━━ Data rows
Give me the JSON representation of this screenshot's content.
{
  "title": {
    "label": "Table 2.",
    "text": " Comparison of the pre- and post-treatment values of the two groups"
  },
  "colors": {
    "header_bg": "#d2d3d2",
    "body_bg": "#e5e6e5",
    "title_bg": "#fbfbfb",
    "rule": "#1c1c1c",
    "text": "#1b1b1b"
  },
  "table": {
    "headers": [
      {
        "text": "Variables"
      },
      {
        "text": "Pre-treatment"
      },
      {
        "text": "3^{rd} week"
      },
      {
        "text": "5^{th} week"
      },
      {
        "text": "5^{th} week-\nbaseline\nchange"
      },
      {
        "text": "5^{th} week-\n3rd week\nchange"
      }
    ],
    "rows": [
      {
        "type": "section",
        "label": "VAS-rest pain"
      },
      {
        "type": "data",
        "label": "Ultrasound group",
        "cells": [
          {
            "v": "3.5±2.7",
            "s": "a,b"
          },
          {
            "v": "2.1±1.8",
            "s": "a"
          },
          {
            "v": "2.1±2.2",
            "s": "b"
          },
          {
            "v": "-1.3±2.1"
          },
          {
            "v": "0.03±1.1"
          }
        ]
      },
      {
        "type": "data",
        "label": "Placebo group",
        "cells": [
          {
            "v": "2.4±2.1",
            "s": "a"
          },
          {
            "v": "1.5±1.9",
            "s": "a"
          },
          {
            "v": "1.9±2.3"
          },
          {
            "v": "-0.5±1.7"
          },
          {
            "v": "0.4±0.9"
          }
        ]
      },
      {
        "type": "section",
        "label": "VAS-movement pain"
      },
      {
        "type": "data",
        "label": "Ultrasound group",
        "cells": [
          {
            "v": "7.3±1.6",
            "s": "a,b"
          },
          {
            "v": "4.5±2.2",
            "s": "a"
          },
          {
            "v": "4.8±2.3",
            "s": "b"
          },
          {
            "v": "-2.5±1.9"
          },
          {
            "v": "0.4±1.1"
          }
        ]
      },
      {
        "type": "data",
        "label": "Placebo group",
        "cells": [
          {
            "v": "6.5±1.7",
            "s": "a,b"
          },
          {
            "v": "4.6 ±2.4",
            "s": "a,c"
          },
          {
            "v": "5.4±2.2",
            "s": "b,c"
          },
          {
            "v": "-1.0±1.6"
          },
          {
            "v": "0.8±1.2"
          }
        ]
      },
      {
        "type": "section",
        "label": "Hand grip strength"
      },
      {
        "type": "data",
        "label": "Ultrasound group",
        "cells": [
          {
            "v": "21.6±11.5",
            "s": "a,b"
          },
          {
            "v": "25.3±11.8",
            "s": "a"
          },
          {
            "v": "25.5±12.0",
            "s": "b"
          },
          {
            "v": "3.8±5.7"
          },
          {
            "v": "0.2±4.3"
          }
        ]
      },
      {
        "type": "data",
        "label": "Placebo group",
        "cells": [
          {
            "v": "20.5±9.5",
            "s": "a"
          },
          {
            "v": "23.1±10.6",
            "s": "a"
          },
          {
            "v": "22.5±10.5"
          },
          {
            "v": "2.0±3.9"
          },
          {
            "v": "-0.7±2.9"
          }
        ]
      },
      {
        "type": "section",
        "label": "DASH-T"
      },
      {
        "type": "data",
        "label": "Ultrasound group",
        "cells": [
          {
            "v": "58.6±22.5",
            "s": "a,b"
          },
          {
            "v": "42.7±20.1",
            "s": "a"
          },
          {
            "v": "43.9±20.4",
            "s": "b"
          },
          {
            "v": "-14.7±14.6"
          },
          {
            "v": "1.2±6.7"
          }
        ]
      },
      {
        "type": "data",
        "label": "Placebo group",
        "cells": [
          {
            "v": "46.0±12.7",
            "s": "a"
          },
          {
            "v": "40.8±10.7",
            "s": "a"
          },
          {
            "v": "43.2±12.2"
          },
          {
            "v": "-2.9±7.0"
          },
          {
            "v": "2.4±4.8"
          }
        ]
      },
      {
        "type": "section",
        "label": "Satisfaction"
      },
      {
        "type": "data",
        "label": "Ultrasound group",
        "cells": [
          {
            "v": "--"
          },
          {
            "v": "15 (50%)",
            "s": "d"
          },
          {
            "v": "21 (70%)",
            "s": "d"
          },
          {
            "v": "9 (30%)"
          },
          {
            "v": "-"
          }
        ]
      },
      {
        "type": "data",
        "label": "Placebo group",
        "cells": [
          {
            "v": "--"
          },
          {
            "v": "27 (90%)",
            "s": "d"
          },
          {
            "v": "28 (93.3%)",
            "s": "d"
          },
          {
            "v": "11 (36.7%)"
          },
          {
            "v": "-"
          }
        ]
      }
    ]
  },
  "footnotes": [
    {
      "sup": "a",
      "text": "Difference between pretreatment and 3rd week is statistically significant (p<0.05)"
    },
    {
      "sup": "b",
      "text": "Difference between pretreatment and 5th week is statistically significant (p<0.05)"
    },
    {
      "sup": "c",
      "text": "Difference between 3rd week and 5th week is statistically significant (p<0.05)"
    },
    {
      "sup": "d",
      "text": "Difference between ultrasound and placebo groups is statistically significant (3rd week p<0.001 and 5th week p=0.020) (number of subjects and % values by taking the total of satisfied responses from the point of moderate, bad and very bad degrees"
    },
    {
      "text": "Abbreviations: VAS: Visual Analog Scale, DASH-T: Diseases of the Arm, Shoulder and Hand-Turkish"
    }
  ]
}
━━━━
**Written exercise**
Transcribe all entries exactly as they are given.

**Answer below**
Give me the JSON representation of this screenshot's content.
{
  "title": {
    "label": "Table 2.",
    "text": " Comparison of the pre- and post-treatment values of the two groups"
  },
  "colors": {
    "header_bg": "#d2d3d2",
    "body_bg": "#e5e6e5",
    "title_bg": "#fbfbfb",
    "rule": "#1c1c1c",
    "text": "#1b1b1b"
  },
  "table": {
    "headers": [
      {
        "text": "Variables"
      },
      {
        "text": "Pre-treatment"
      },
      {
        "text": "3^{rd} week"
      },
      {
        "text": "5^{th} week"
      },
      {
        "text": "5^{th} week-\nbaseline\nchange"
      },
      {
        "text": "5^{th} week-\n3rd week\nchange"
      }
    ],
    "rows": [
      {
        "type": "section",
        "label": "VAS-rest pain"
      },
      {
        "type": "data",
        "label": "Ultrasound group",
        "cells": [
          {
            "v": "3.5±2.7",
            "s": "a,b"
          },
          {
            "v": "2.1±1.8",
            "s": "a"
          },
          {
            "v": "2.1±2.2",
            "s": "b"
          },
          {
            "v": "-1.3±2.1"
          },
          {
            "v": "0.03±1.1"
          }
        ]
      },
      {
        "type": "data",
        "label": "Placebo group",
        "cells": [
          {
            "v": "2.4±2.1",
            "s": "a"
          },
          {
            "v": "1.5±1.9",
            "s": "a"
          },
          {
            "v": "1.9±2.3"
          },
          {
            "v": "-0.5±1.7"
          },
          {
            "v": "0.4±0.9"
          }
        ]
      },
      {
        "type": "section",
        "label": "VAS-movement pain"
      },
      {
        "type": "data",
        "label": "Ultrasound group",
        "cells": [
          {
            "v": "7.3±1.6",
            "s": "a,b"
          },
          {
            "v": "4.5±2.2",
            "s": "a"
          },
          {
            "v": "4.8±2.3",
            "s": "b"
          },
          {
            "v": "-2.5±1.9"
          },
          {
            "v": "0.4±1.1"
          }
        ]
      },
      {
        "type": "data",
        "label": "Placebo group",
        "cells": [
          {
            "v": "6.5±1.7",
            "s": "a,b"
          },
          {
            "v": "4.6 ±2.4",
            "s": "a,c"
          },
          {
            "v": "5.4±2.2",
            "s": "b,c"
          },
          {
            "v": "-1.0±1.6"
          },
          {
            "v": "0.8±1.2"
          }
        ]
      },
      {
        "type": "section",
        "label": "Hand grip strength"
      },
      {
        "type": "data",
        "label": "Ultrasound group",
        "cells": [
          {
            "v": "21.6±11.5",
            "s": "a,b"
          },
          {
            "v": "25.3±11.8",
            "s": "a"
          },
          {
            "v": "25.5±12.0",
            "s": "b"
          },
          {
            "v": "3.8±5.7"
          },
          {
            "v": "0.2±4.3"
          }
        ]
      },
      {
        "type": "data",
        "label": "Placebo group",
        "cells": [
          {
            "v": "20.5±9.5",
            "s": "a"
          },
          {
            "v": "23.1±10.6",
            "s": "a"
          },
          {
            "v": "22.5±10.5"
          },
          {
            "v": "2.0±3.9"
          },
          {
            "v": "-0.7±2.9"
          }
        ]
      },
      {
        "type": "section",
        "label": "DASH-T"
      },
      {
        "type": "data",
        "label": "Ultrasound group",
        "cells": [
          {
            "v": "58.6±22.5",
            "s": "a,b"
          },
          {
            "v": "42.7±20.1",
            "s": "a"
          },
          {
            "v": "43.9±20.4",
            "s": "b"
          },
          {
            "v": "-14.7±14.6"
          },
          {
            "v": "1.2±6.7"
          }
        ]
      },
      {
        "type": "data",
        "label": "Placebo group",
        "cells": [
          {
            "v": "46.0±12.7",
            "s": "a"
          },
          {
            "v": "40.8±10.7",
            "s": "a"
          },
          {
            "v": "43.2±12.2"
          },
          {
            "v": "-2.9±7.0"
          },
          {
            "v": "2.4±4.8"
          }
        ]
      },
      {
        "type": "section",
        "label": "Satisfaction"
      },
      {
        "type": "data",
        "label": "Ultrasound group",
        "cells": [
          {
            "v": "--"
          },
          {
            "v": "15 (50%)",
            "s": "d"
          },
          {
            "v": "21 (70%)",
            "s": "d"
          },
          {
            "v": "9 (30%)"
          },
          {
            "v": "-"
          }
        ]
      },
      {
        "type": "data",
        "label": "Placebo group",
        "cells": [
          {
            "v": "--"
          },
          {
            "v": "27 (90%)",
            "s": "d"
          },
          {
            "v": "28 (93.3%)",
            "s": "d"
          },
          {
            "v": "11 (36.7%)"
          },
          {
            "v": "-"
          }
        ]
      }
    ]
  },
  "footnotes": [
    {
      "sup": "a",
      "text": "Difference between pretreatment and 3rd week is statistically significant (p<0.05)"
    },
    {
      "sup": "b",
      "text": "Difference between pretreatment and 5th week is statistically significant (p<0.05)"
    },
    {
      "sup": "c",
      "text": "Difference between 3rd week and 5th week is statistically significant (p<0.05)"
    },
    {
      "sup": "d",
      "text": "Difference between ultrasound and placebo groups is statistically significant (3rd week p<0.001 and 5th week p=0.020) (number of subjects and % values by taking the total of satisfied responses from the point of moderate, bad and very bad degrees"
    },
    {
      "text": "Abbreviations: VAS: Visual Analog Scale, DASH-T: Diseases of the Arm, Shoulder and Hand-Turkish"
    }
  ]
}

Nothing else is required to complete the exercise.